On Wed, 07 Jan 2015 15:25:30 -0500
Dmitri Pal <dpal(a)redhat.com> wrote:
> On 01/07/2015 03:05 PM, Simo Sorce wrote:
>> On Tue, 06 Jan 2015 09:59:08 -0500
>> Dmitri Pal <dpal(a)redhat.com> wrote:
>>
>>> On 01/06/2015 05:54 AM, Jakub Hrozek wrote:
>>>> On Tue, Jan 06, 2015 at 11:31:55AM +0100, Pavel Březina wrote:
>>>>>>> *Users*
>>>>>>> Do we want also to have methods ListDomainUsers() and
>>>>>>> ListUsers() without the name filter?
>>>>>> To list all? What about using '*' for that?
>>>>> We can implement it this way internally, but exposing an easier
>>>>> way to the consumers is nice, imho.
>>>> I'm not too opposed, although I prefer minimal APIs.
>>>>
>>>>> However, do we actually want to allow to list all users? As
>>>>> Dmitri suggested we may want to require the minimum filter
>>>>> length since the number of users may be very high. The maximum
>>>>> D-Bus message is 128MiB so I think we are good there but I think
>>>>> it can be very time consuming to return all users without some
>>>>> sort of paging.
>>>> This feature is internally dependant on enumerate=true, where we
>>>> already store all standard POSIX attributes (struct passwd, struct
>>>> group) in-memory, do you think the D-Bus "enumeration"
provides
>>>> that much overhead?
>>>>
>>>> Paging would be really complex, we'd need to store the full
>>>> results in-memory per-client anyway and then pass around some
>>>> kind of cookie to resume iteration..
>>>>
>>>> In a centralized environment, I wouldn't expect the listing
>>>> commands to be used that commonly. Greeters or login managers
>>>> (gdm) would typically use the cached users instead. Some
>>>> applications (Hi, RHEV-M!) choose to display all their users in
>>>> some kind of table and then I would expect them to implement
>>>> paging themselves:
>>>>
>>>> for letter in a..z:
>>>> users = ListUsersByNameFilter($letter)
>>>>
>>>>>>> Do we want some other filter options as well?
>>>>>> In the design I wanted to keep the filtering simple. Unless we
>>>>>> receive some other requirements..

▶ AIM OF THE TASK:
Reproduce the passage of the D-Bus user-listing thread from "On Wed, 07 Jan" to "using '*' for that?".

▶ DATA SUPPLIED:

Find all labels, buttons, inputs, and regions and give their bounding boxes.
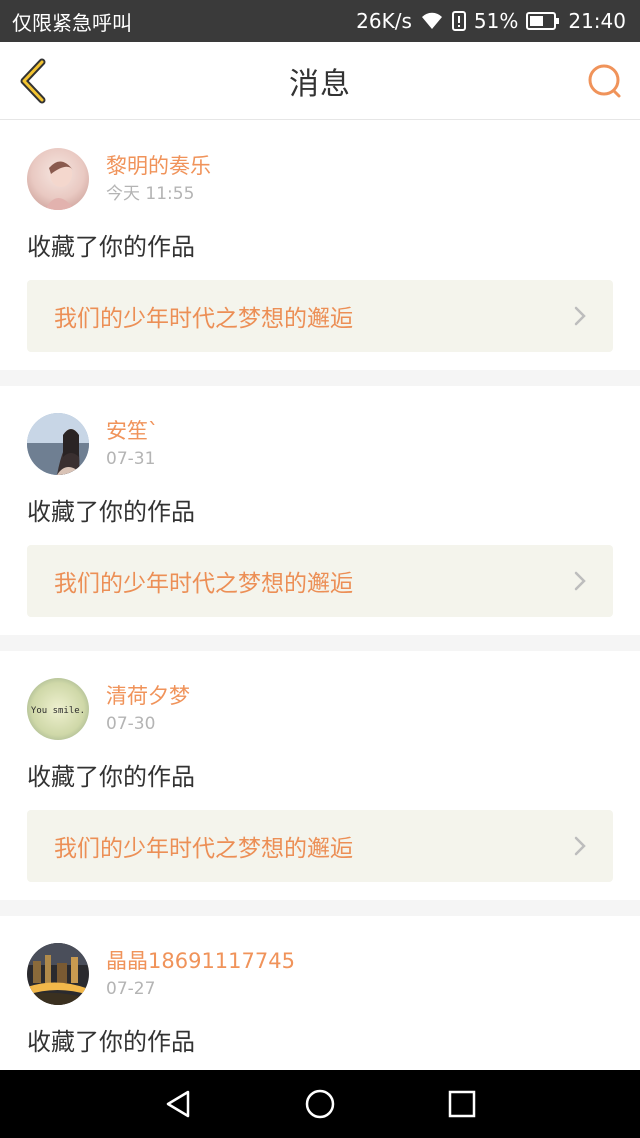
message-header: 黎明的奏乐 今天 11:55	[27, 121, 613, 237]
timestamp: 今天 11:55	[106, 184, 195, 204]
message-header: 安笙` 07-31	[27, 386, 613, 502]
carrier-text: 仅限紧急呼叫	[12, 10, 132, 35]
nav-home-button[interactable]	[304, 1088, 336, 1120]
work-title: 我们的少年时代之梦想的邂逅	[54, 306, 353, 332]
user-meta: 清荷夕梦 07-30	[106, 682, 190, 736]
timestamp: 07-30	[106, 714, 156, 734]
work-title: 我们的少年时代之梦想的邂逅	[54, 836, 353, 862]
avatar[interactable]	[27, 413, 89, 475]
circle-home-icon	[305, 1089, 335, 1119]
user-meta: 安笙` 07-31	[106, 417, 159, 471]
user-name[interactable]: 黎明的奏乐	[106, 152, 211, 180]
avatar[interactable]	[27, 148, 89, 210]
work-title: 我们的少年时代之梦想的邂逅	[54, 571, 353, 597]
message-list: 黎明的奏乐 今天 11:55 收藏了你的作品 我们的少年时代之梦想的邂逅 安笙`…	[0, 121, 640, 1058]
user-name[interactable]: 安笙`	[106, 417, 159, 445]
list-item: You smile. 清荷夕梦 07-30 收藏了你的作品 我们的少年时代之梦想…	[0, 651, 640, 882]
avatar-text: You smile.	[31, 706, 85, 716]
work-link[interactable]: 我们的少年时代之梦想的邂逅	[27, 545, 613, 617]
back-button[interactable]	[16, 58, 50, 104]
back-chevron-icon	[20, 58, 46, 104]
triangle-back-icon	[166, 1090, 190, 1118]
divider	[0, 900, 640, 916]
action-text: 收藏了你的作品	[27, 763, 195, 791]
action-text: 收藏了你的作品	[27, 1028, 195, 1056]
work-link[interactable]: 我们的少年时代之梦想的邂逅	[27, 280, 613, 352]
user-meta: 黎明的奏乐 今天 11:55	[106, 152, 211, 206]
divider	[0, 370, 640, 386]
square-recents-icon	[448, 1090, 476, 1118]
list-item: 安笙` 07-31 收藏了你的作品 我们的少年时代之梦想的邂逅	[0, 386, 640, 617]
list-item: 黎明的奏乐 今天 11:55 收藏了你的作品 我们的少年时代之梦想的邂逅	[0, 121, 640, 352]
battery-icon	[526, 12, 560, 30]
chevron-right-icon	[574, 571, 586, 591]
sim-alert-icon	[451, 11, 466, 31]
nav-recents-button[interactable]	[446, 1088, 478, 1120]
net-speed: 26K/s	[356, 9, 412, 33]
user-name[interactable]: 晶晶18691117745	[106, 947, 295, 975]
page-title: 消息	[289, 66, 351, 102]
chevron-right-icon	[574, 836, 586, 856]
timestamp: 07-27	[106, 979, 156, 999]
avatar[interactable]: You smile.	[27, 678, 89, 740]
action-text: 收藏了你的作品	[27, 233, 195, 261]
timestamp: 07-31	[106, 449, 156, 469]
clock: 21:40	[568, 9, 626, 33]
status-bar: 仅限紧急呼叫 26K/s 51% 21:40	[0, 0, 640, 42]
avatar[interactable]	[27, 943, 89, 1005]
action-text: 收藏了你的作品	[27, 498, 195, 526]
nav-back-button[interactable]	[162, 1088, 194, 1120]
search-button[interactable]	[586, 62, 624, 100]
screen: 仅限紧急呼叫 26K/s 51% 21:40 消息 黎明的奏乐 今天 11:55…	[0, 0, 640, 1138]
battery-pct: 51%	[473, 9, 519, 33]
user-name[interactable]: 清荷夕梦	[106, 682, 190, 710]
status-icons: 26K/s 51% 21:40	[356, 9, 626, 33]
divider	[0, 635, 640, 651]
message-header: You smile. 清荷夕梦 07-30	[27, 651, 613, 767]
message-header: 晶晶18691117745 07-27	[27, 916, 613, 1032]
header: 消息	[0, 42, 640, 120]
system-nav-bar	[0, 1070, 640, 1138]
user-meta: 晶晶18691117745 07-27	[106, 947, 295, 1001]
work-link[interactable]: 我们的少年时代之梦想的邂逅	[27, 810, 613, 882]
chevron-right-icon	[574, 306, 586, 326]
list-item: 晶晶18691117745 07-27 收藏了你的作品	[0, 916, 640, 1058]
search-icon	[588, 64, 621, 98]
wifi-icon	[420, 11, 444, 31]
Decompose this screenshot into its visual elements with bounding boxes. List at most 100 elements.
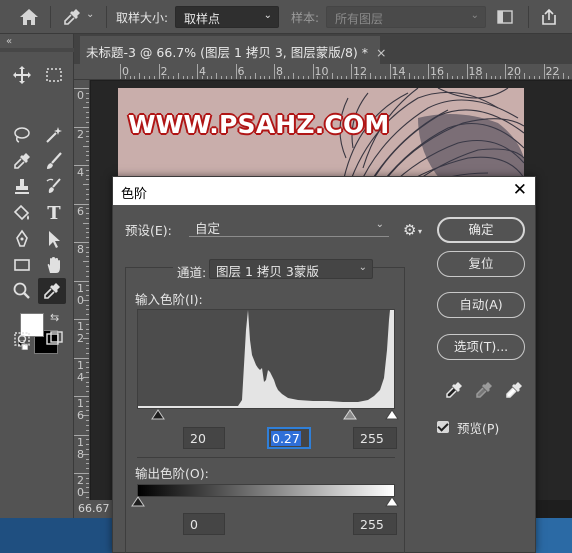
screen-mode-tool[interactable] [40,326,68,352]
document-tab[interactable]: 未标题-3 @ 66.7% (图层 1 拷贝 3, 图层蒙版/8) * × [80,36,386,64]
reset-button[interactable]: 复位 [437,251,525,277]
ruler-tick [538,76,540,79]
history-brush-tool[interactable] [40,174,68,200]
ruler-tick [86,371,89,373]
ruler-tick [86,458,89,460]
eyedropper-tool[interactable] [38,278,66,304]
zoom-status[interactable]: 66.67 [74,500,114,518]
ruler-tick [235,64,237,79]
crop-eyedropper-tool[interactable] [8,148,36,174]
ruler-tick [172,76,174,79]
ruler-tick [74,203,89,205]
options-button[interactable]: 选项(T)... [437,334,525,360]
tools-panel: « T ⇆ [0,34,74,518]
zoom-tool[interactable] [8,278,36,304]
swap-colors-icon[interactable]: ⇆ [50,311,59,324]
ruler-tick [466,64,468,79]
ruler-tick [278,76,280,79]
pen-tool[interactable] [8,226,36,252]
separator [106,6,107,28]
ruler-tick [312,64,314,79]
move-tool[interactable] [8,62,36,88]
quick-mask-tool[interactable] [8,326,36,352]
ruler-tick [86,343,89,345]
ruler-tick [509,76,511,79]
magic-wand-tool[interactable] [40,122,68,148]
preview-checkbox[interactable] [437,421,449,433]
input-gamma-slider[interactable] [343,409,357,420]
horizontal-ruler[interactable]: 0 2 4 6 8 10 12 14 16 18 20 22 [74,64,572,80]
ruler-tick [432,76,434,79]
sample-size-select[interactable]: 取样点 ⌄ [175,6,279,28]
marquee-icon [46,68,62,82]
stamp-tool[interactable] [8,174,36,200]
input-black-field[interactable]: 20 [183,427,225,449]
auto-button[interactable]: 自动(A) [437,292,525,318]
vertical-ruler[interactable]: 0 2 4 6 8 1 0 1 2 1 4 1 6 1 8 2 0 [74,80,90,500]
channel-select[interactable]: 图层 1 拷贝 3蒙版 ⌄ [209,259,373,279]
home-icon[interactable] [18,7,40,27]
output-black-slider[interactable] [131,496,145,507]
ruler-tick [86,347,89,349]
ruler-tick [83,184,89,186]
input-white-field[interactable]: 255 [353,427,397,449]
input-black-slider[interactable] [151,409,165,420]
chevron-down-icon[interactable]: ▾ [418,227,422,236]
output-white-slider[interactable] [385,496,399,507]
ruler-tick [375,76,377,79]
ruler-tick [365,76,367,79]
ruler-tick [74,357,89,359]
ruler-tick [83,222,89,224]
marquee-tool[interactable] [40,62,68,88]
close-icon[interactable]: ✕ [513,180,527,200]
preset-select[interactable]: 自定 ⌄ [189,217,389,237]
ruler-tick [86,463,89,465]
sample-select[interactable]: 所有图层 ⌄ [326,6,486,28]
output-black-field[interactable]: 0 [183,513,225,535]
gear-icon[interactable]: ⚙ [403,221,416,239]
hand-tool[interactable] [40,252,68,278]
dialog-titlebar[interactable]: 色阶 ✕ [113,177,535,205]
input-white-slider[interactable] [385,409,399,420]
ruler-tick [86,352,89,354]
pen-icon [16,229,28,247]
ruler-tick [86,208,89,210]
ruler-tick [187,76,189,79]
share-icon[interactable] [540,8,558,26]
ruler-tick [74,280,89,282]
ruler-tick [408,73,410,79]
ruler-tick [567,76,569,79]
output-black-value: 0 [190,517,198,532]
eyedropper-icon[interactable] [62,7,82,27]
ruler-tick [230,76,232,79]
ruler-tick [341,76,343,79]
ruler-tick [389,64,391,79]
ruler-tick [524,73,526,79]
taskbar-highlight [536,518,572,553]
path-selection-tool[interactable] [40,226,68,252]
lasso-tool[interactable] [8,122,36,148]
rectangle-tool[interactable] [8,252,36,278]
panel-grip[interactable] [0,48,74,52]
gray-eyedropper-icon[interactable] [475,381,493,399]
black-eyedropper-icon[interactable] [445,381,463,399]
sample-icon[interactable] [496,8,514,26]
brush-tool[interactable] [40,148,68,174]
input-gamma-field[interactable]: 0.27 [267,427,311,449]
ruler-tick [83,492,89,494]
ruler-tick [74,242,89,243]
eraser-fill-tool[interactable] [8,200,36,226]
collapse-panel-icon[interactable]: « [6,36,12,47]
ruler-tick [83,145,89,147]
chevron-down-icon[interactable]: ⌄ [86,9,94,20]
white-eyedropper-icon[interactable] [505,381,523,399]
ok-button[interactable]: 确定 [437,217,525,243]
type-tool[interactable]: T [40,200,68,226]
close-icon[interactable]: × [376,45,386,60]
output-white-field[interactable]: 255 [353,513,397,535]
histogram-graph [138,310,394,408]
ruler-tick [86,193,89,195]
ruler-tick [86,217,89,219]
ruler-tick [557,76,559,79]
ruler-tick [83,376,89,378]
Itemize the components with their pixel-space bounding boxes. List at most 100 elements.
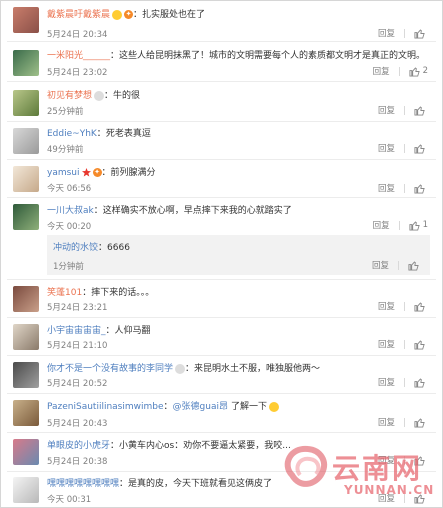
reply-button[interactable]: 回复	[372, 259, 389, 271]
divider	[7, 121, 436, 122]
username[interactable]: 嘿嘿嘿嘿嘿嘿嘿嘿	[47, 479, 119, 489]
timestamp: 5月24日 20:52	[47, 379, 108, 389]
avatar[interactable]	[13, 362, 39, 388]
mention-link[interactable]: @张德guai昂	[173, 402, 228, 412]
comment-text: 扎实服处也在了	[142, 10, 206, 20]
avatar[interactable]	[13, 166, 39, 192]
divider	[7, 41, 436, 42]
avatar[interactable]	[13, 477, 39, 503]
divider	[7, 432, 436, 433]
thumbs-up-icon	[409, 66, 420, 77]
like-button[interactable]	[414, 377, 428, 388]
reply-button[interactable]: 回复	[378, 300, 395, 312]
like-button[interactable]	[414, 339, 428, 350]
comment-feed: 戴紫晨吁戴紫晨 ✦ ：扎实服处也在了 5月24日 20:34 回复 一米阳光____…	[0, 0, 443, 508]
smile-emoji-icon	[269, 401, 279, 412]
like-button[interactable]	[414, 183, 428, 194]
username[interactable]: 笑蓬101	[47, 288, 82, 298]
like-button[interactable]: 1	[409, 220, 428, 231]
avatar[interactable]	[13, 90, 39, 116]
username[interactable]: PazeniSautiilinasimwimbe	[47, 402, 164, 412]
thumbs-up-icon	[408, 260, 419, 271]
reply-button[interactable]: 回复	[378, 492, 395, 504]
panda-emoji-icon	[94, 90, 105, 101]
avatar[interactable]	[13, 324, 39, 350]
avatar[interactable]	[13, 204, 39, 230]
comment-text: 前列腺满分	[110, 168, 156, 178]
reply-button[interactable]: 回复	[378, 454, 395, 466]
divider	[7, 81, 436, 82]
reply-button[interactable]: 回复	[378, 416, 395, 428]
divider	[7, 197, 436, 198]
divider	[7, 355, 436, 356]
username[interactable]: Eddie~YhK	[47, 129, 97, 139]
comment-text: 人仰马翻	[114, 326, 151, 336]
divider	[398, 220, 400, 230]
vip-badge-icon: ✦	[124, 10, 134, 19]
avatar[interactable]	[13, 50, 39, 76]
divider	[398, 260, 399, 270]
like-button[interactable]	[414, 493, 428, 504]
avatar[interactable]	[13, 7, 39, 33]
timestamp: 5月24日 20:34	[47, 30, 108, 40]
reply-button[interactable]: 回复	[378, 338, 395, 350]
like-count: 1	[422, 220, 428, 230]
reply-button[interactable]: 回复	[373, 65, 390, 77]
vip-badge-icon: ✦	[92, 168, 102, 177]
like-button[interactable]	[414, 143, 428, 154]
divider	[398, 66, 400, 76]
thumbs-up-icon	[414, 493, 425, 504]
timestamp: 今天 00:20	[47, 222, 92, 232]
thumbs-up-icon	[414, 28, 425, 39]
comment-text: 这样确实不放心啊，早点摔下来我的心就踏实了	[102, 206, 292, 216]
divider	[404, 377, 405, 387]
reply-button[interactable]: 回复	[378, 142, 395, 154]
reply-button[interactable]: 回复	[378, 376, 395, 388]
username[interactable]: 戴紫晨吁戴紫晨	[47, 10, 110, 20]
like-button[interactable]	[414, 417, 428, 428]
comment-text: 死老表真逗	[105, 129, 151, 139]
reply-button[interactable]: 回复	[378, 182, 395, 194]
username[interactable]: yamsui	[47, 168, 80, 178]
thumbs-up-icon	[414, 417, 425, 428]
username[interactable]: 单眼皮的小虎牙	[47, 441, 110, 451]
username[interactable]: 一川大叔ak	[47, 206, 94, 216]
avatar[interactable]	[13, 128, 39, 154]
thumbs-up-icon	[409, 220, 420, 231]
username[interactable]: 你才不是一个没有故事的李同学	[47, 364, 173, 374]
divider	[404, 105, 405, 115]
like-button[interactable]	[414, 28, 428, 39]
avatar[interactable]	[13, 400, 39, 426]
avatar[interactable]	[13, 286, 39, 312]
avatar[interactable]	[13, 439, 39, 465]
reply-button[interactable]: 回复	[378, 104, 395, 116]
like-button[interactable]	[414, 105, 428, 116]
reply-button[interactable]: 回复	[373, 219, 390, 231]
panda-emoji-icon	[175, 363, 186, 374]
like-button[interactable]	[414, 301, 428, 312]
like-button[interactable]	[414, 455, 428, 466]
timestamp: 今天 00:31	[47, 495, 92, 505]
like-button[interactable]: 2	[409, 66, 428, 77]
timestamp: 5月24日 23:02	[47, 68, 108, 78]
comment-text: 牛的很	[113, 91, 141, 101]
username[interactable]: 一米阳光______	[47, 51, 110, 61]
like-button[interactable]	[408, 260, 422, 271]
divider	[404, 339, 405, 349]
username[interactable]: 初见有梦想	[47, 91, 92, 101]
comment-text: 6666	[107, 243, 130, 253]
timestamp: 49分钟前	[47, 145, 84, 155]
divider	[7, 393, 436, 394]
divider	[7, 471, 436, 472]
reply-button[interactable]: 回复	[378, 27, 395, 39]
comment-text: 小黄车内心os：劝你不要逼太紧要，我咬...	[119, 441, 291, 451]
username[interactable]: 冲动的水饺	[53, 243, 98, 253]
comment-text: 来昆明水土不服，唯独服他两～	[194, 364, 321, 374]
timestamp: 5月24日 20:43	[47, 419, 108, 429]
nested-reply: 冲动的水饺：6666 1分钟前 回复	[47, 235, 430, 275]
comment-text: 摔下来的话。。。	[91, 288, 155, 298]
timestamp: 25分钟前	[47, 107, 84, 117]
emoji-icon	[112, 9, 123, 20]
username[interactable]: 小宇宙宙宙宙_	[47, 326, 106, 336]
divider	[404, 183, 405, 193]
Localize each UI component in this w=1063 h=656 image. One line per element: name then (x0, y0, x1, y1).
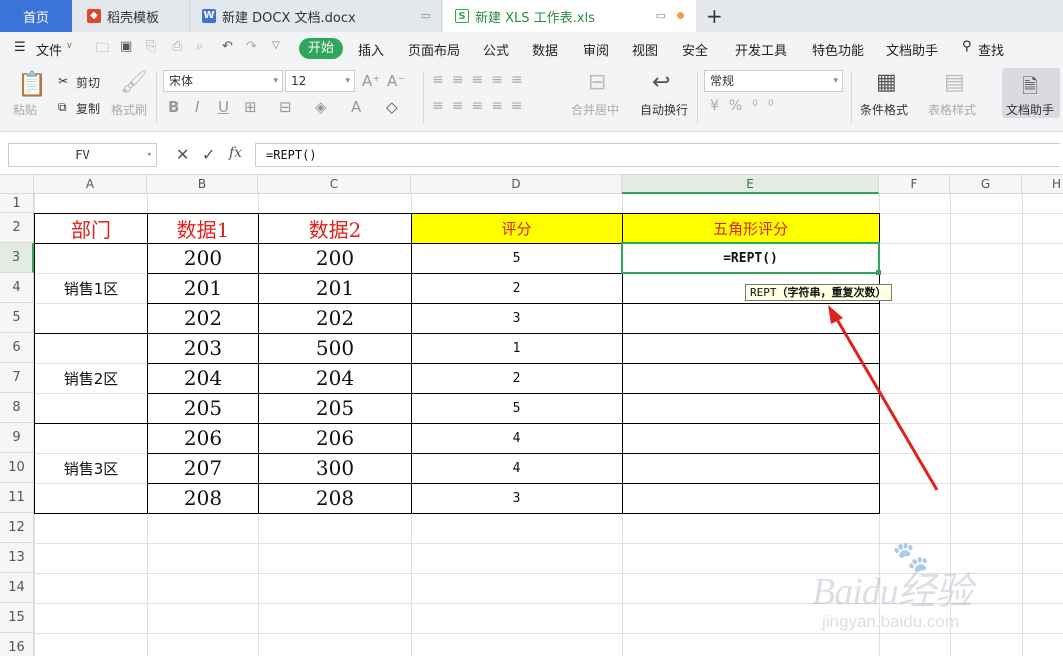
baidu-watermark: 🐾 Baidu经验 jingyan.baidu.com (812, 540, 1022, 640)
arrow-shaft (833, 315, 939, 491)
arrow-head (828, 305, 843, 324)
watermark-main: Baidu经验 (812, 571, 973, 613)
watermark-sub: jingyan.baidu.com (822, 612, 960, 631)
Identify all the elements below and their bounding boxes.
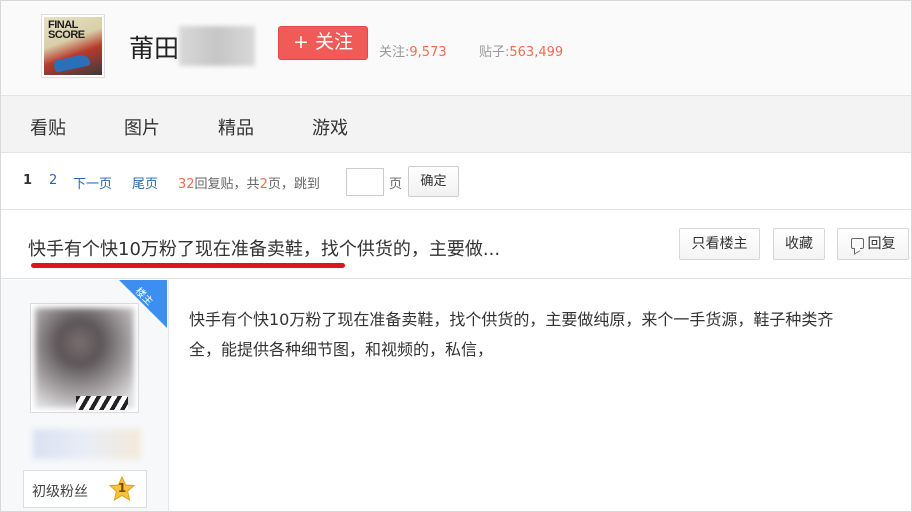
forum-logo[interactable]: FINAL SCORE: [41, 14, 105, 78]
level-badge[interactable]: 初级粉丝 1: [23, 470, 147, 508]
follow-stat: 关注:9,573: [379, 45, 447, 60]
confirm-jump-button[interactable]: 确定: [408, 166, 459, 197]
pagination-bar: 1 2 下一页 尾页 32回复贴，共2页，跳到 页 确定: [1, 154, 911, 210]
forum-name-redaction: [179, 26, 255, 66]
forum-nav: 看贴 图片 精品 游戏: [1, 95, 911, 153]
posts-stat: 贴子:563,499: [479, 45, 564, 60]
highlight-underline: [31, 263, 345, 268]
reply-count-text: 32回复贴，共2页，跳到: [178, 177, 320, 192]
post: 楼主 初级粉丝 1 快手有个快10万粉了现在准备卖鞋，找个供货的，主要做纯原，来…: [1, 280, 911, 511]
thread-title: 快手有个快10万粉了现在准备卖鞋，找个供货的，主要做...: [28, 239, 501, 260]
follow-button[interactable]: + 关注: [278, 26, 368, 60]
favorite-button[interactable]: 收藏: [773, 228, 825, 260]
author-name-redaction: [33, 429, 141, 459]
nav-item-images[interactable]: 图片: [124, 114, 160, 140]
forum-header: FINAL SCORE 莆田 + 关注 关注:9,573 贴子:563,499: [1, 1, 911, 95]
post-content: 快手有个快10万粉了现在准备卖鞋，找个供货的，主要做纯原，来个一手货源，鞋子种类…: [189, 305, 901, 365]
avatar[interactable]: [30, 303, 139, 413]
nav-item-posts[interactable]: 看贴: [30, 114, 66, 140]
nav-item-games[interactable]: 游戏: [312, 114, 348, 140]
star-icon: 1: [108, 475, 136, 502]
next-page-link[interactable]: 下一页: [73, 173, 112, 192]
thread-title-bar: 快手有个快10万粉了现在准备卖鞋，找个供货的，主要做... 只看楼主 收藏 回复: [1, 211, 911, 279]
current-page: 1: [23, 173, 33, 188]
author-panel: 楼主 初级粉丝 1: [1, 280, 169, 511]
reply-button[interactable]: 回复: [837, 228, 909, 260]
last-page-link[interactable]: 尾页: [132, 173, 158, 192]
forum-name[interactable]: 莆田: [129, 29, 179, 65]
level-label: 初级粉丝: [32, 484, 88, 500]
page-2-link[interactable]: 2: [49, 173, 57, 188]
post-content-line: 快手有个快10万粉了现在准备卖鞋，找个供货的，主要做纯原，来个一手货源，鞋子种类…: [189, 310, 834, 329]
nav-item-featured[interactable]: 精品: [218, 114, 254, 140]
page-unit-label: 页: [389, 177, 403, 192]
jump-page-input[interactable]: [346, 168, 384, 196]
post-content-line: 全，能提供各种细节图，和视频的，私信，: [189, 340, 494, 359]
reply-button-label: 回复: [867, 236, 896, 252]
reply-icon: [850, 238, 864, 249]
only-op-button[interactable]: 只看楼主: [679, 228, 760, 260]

▶ THE RESULT:
On Wed, 07 Jan 2015 15:25:30 -0500
Dmitri Pal <dpal(a)redhat.com> wrote:
> On 01/07/2015 03:05 PM, Simo Sorce wrote:
>> On Tue, 06 Jan 2015 09:59:08 -0500
>> Dmitri Pal <dpal(a)redhat.com> wrote:
>>
>>> On 01/06/2015 05:54 AM, Jakub Hrozek wrote:
>>>> On Tue, Jan 06, 2015 at 11:31:55AM +0100, Pavel Březina wrote:
>>>>>>> *Users*
>>>>>>> Do we want also to have methods ListDomainUsers() and
>>>>>>> ListUsers() without the name filter?
>>>>>> To list all? What about using '*' for that?